> [Your instructions]:
Count every line that has the word "拯性好刚". Give the number, without anything more.

# # # # #

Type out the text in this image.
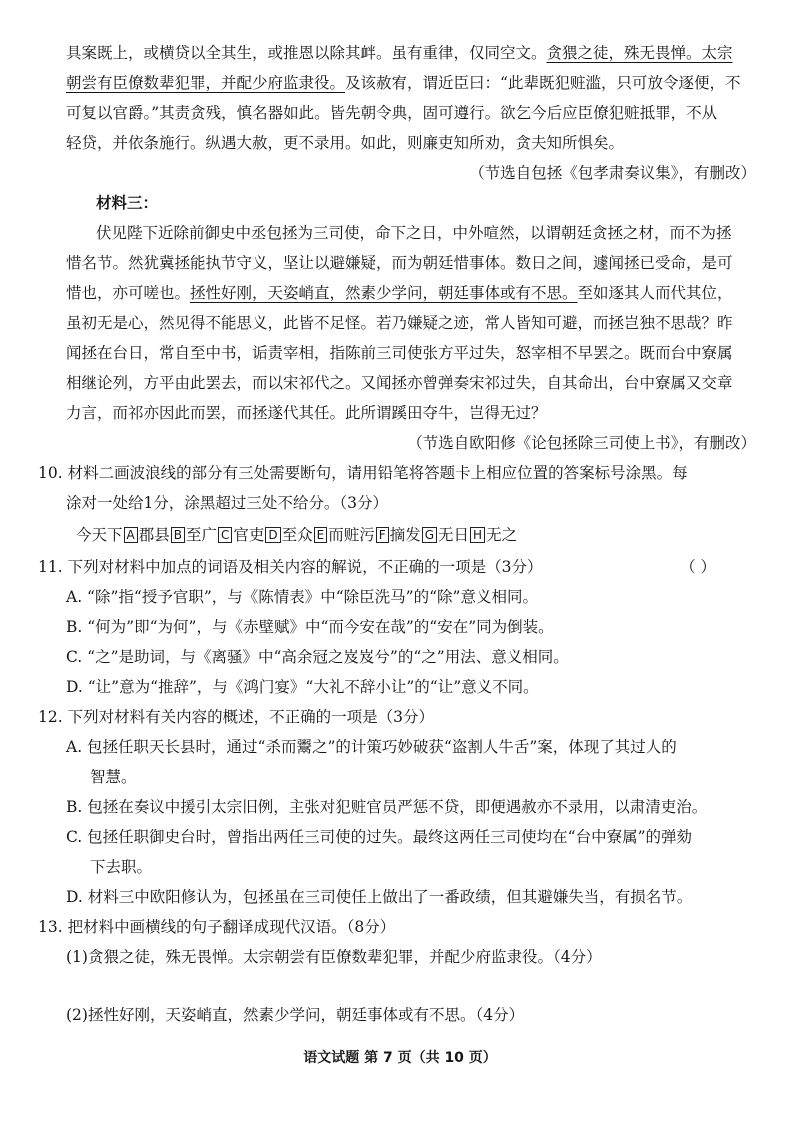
具案既上，或横贷以全其生，或推恩以除其衅。虽有重律，仅同空文。贪猥之徒，殊无畏惮。太宗
朝尝有臣僚数辈犯罪，并配少府监隶役。及该赦宥，谓近臣曰：“此辈既犯赃滥，只可放令逐便，不
可复以官爵。”其责贪残，慎名器如此。皆先朝令典，固可遵行。欲乞今后应臣僚犯赃抵罪，不从
轻贷，并依条施行。纵遇大赦，更不录用。如此，则廉吏知所劝，贪夫知所惧矣。
（节选自包拯《包孝肃奏议集》，有删改）
材料三：
伏见陛下近除前御史中丞包拯为三司使，命下之日，中外喧然，以谓朝廷贪拯之材，而不为拯
惜名节。然犹冀拯能执节守义，坚让以避嫌疑，而为朝廷惜事体。数日之间，遽闻拯已受命，是可
惜也，亦可嗟也。拯性好刚，天姿峭直，然素少学问，朝廷事体或有不思。至如逐其人而代其位，
虽初无是心，然见得不能思义，此皆不足怪。若乃嫌疑之迹，常人皆知可避，而拯岂独不思哉？昨
闻拯在台日，常自至中书，诟责宰相，指陈前三司使张方平过失，怒宰相不早罢之。既而台中寮属
相继论列，方平由此罢去，而以宋祁代之。又闻拯亦曾弹奏宋祁过失，自其命出，台中寮属又交章
力言，而祁亦因此而罢，而拯遂代其任。此所谓蹊田夺牛，岂得无过？
（节选自欧阳修《论包拯除三司使上书》，有删改）
10. 材料二画波浪线的部分有三处需要断句，请用铅笔将答题卡上相应位置的答案标号涂黑。每
涂对一处给1分，涂黑超过三处不给分。（3分）
今天下 A 郡县 B 至广 C 官吏 D 至众 E 而赃污 F 摘发 G 无日 H 无之
11. 下列对材料中加点的词语及相关内容的解说，不正确的一项是（3分）	（ ）
A. “除”指“授予官职”，与《陈情表》中“除臣洗马”的“除”意义相同。
B. “何为”即“为何”，与《赤壁赋》中“而今安在哉”的“安在”同为倒装。
C. “之”是助词，与《离骚》中“高余冠之岌岌兮”的“之”用法、意义相同。
D. “让”意为“推辞”，与《鸿门宴》“大礼不辞小让”的“让”意义不同。
12. 下列对材料有关内容的概述，不正确的一项是（3分）
A. 包拯任职天长县时，通过“杀而鬻之”的计策巧妙破获“盗割人牛舌”案，体现了其过人的
智慧。
B. 包拯在奏议中援引太宗旧例，主张对犯赃官员严惩不贷，即便遇赦亦不录用，以肃清吏治。
C. 包拯任职御史台时，曾指出两任三司使的过失。最终这两任三司使均在“台中寮属”的弹劾
下去职。
D. 材料三中欧阳修认为，包拯虽在三司使任上做出了一番政绩，但其避嫌失当，有损名节。
13. 把材料中画横线的句子翻译成现代汉语。（8分）
(1)贪猥之徒，殊无畏惮。太宗朝尝有臣僚数辈犯罪，并配少府监隶役。（4分）
(2)拯性好刚，天姿峭直，然素少学问，朝廷事体或有不思。（4分）
语文试题 第 7 页（共 10 页）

# # # # #

> [Output of the task]:
2